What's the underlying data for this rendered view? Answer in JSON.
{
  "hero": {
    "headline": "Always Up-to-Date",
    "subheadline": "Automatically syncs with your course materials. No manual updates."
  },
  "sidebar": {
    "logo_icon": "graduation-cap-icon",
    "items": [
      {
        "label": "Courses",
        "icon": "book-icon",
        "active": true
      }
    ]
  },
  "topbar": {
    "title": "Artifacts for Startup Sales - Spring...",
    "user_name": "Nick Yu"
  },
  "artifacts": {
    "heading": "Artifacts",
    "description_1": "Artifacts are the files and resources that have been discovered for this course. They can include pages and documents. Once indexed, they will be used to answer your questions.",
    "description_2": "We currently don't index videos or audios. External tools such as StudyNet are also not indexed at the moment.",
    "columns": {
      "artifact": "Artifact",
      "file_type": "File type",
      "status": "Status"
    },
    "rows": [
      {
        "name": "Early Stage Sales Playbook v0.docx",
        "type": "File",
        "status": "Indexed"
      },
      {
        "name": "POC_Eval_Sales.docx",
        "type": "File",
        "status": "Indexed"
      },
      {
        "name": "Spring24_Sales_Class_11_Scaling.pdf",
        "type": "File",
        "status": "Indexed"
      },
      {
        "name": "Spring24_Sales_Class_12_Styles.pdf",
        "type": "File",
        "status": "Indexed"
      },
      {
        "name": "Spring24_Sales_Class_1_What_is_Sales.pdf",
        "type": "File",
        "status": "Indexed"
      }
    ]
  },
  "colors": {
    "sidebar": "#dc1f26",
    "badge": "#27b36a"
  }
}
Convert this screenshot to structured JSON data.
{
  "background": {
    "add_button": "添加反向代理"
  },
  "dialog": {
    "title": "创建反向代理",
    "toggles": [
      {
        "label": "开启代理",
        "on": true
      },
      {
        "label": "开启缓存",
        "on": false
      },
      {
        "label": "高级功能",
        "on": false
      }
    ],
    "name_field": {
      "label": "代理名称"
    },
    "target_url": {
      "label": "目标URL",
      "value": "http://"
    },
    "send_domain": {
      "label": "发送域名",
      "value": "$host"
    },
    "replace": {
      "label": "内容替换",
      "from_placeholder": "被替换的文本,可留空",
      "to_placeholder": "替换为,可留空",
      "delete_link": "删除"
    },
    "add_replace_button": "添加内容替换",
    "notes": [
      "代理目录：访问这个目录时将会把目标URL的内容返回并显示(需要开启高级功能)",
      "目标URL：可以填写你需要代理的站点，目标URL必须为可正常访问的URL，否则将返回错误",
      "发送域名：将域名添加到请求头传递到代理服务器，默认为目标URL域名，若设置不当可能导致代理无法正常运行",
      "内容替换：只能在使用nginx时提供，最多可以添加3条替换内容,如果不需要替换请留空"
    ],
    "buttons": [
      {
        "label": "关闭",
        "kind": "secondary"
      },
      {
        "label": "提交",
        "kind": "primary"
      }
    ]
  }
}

▶ Exercise
Copy every line of the material, please, keeping it exactly the same.

▶ Task response
What's the underlying data for this rendered view? Answer in JSON.
{
  "hero": {
    "headline": "Always Up-to-Date",
    "subheadline": "Automatically syncs with your course materials. No manual updates."
  },
  "sidebar": {
    "logo_icon": "graduation-cap-icon",
    "items": [
      {
        "label": "Courses",
        "icon": "book-icon",
        "active": true
      }
    ]
  },
  "topbar": {
    "title": "Artifacts for Startup Sales - Spring...",
    "user_name": "Nick Yu"
  },
  "artifacts": {
    "heading": "Artifacts",
    "description_1": "Artifacts are the files and resources that have been discovered for this course. They can include pages and documents. Once indexed, they will be used to answer your questions.",
    "description_2": "We currently don't index videos or audios. External tools such as StudyNet are also not indexed at the moment.",
    "columns": {
      "artifact": "Artifact",
      "file_type": "File type",
      "status": "Status"
    },
    "rows": [
      {
        "name": "Early Stage Sales Playbook v0.docx",
        "type": "File",
        "status": "Indexed"
      },
      {
        "name": "POC_Eval_Sales.docx",
        "type": "File",
        "status": "Indexed"
      },
      {
        "name": "Spring24_Sales_Class_11_Scaling.pdf",
        "type": "File",
        "status": "Indexed"
      },
      {
        "name": "Spring24_Sales_Class_12_Styles.pdf",
        "type": "File",
        "status": "Indexed"
      },
      {
        "name": "Spring24_Sales_Class_1_What_is_Sales.pdf",
        "type": "File",
        "status": "Indexed"
      }
    ]
  },
  "colors": {
    "sidebar": "#dc1f26",
    "badge": "#27b36a"
  }
}
Convert this screenshot to structured JSON data.
{
  "background": {
    "add_button": "添加反向代理"
  },
  "dialog": {
    "title": "创建反向代理",
    "toggles": [
      {
        "label": "开启代理",
        "on": true
      },
      {
        "label": "开启缓存",
        "on": false
      },
      {
        "label": "高级功能",
        "on": false
      }
    ],
    "name_field": {
      "label": "代理名称"
    },
    "target_url": {
      "label": "目标URL",
      "value": "http://"
    },
    "send_domain": {
      "label": "发送域名",
      "value": "$host"
    },
    "replace": {
      "label": "内容替换",
      "from_placeholder": "被替换的文本,可留空",
      "to_placeholder": "替换为,可留空",
      "delete_link": "删除"
    },
    "add_replace_button": "添加内容替换",
    "notes": [
      "代理目录：访问这个目录时将会把目标URL的内容返回并显示(需要开启高级功能)",
      "目标URL：可以填写你需要代理的站点，目标URL必须为可正常访问的URL，否则将返回错误",
      "发送域名：将域名添加到请求头传递到代理服务器，默认为目标URL域名，若设置不当可能导致代理无法正常运行",
      "内容替换：只能在使用nginx时提供，最多可以添加3条替换内容,如果不需要替换请留空"
    ],
    "buttons": [
      {
        "label": "关闭",
        "kind": "secondary"
      },
      {
        "label": "提交",
        "kind": "primary"
      }
    ]
  }
}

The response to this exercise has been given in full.